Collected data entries

****************************************

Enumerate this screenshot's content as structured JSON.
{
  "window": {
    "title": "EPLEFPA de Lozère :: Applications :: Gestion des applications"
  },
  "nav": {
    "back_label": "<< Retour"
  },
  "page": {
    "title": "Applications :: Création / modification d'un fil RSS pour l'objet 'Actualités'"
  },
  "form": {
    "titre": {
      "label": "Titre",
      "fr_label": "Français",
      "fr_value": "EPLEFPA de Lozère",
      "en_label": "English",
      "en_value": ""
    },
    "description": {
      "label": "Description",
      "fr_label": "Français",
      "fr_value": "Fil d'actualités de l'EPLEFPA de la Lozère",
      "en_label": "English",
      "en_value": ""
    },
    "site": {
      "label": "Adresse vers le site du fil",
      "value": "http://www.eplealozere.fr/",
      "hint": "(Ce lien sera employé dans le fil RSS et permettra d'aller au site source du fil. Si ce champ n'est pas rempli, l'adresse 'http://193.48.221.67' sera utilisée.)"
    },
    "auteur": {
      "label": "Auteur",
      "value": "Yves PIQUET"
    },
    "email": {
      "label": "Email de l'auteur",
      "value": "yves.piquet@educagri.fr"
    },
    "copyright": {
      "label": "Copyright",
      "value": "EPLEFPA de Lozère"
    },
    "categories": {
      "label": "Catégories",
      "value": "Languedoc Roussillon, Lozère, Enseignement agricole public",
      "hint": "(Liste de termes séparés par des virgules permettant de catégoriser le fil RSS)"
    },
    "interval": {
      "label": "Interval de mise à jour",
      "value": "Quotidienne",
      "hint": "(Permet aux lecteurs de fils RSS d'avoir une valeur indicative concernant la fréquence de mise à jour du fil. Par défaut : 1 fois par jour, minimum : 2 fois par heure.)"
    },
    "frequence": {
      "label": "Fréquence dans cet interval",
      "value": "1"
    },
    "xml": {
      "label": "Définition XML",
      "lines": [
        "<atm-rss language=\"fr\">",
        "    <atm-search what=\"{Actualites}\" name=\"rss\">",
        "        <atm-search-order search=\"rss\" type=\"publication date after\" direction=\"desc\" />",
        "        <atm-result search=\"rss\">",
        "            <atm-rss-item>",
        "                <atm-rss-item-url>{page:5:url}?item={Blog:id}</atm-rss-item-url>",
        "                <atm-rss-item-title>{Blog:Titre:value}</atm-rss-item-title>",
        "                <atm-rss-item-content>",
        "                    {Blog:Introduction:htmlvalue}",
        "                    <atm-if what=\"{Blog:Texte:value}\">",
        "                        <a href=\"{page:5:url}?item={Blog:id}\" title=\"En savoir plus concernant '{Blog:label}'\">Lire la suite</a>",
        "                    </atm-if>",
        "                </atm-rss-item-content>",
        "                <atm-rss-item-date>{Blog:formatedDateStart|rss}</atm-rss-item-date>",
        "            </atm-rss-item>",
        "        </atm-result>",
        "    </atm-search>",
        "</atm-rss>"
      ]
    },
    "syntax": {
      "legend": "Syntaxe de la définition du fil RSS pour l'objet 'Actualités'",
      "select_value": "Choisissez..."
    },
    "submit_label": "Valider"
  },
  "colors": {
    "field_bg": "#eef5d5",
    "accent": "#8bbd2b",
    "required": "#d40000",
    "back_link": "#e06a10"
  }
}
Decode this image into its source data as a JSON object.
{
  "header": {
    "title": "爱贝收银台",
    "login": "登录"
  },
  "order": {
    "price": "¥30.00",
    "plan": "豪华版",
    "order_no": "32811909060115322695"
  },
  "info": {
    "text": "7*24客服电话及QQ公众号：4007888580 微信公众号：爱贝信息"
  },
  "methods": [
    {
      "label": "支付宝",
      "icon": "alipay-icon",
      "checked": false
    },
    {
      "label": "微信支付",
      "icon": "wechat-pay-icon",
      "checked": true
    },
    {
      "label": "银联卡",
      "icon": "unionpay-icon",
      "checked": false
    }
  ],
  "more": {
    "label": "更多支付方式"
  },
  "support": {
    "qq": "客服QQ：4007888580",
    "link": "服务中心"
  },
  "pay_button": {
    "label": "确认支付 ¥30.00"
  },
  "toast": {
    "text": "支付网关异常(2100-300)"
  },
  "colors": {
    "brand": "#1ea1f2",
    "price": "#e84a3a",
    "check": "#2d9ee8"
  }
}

****************************************

Write out every record, exactly as written.

Enumerate this screenshot's content as structured JSON.
{
  "window": {
    "title": "EPLEFPA de Lozère :: Applications :: Gestion des applications"
  },
  "nav": {
    "back_label": "<< Retour"
  },
  "page": {
    "title": "Applications :: Création / modification d'un fil RSS pour l'objet 'Actualités'"
  },
  "form": {
    "titre": {
      "label": "Titre",
      "fr_label": "Français",
      "fr_value": "EPLEFPA de Lozère",
      "en_label": "English",
      "en_value": ""
    },
    "description": {
      "label": "Description",
      "fr_label": "Français",
      "fr_value": "Fil d'actualités de l'EPLEFPA de la Lozère",
      "en_label": "English",
      "en_value": ""
    },
    "site": {
      "label": "Adresse vers le site du fil",
      "value": "http://www.eplealozere.fr/",
      "hint": "(Ce lien sera employé dans le fil RSS et permettra d'aller au site source du fil. Si ce champ n'est pas rempli, l'adresse 'http://193.48.221.67' sera utilisée.)"
    },
    "auteur": {
      "label": "Auteur",
      "value": "Yves PIQUET"
    },
    "email": {
      "label": "Email de l'auteur",
      "value": "yves.piquet@educagri.fr"
    },
    "copyright": {
      "label": "Copyright",
      "value": "EPLEFPA de Lozère"
    },
    "categories": {
      "label": "Catégories",
      "value": "Languedoc Roussillon, Lozère, Enseignement agricole public",
      "hint": "(Liste de termes séparés par des virgules permettant de catégoriser le fil RSS)"
    },
    "interval": {
      "label": "Interval de mise à jour",
      "value": "Quotidienne",
      "hint": "(Permet aux lecteurs de fils RSS d'avoir une valeur indicative concernant la fréquence de mise à jour du fil. Par défaut : 1 fois par jour, minimum : 2 fois par heure.)"
    },
    "frequence": {
      "label": "Fréquence dans cet interval",
      "value": "1"
    },
    "xml": {
      "label": "Définition XML",
      "lines": [
        "<atm-rss language=\"fr\">",
        "    <atm-search what=\"{Actualites}\" name=\"rss\">",
        "        <atm-search-order search=\"rss\" type=\"publication date after\" direction=\"desc\" />",
        "        <atm-result search=\"rss\">",
        "            <atm-rss-item>",
        "                <atm-rss-item-url>{page:5:url}?item={Blog:id}</atm-rss-item-url>",
        "                <atm-rss-item-title>{Blog:Titre:value}</atm-rss-item-title>",
        "                <atm-rss-item-content>",
        "                    {Blog:Introduction:htmlvalue}",
        "                    <atm-if what=\"{Blog:Texte:value}\">",
        "                        <a href=\"{page:5:url}?item={Blog:id}\" title=\"En savoir plus concernant '{Blog:label}'\">Lire la suite</a>",
        "                    </atm-if>",
        "                </atm-rss-item-content>",
        "                <atm-rss-item-date>{Blog:formatedDateStart|rss}</atm-rss-item-date>",
        "            </atm-rss-item>",
        "        </atm-result>",
        "    </atm-search>",
        "</atm-rss>"
      ]
    },
    "syntax": {
      "legend": "Syntaxe de la définition du fil RSS pour l'objet 'Actualités'",
      "select_value": "Choisissez..."
    },
    "submit_label": "Valider"
  },
  "colors": {
    "field_bg": "#eef5d5",
    "accent": "#8bbd2b",
    "required": "#d40000",
    "back_link": "#e06a10"
  }
}
Decode this image into its source data as a JSON object.
{
  "header": {
    "title": "爱贝收银台",
    "login": "登录"
  },
  "order": {
    "price": "¥30.00",
    "plan": "豪华版",
    "order_no": "32811909060115322695"
  },
  "info": {
    "text": "7*24客服电话及QQ公众号：4007888580 微信公众号：爱贝信息"
  },
  "methods": [
    {
      "label": "支付宝",
      "icon": "alipay-icon",
      "checked": false
    },
    {
      "label": "微信支付",
      "icon": "wechat-pay-icon",
      "checked": true
    },
    {
      "label": "银联卡",
      "icon": "unionpay-icon",
      "checked": false
    }
  ],
  "more": {
    "label": "更多支付方式"
  },
  "support": {
    "qq": "客服QQ：4007888580",
    "link": "服务中心"
  },
  "pay_button": {
    "label": "确认支付 ¥30.00"
  },
  "toast": {
    "text": "支付网关异常(2100-300)"
  },
  "colors": {
    "brand": "#1ea1f2",
    "price": "#e84a3a",
    "check": "#2d9ee8"
  }
}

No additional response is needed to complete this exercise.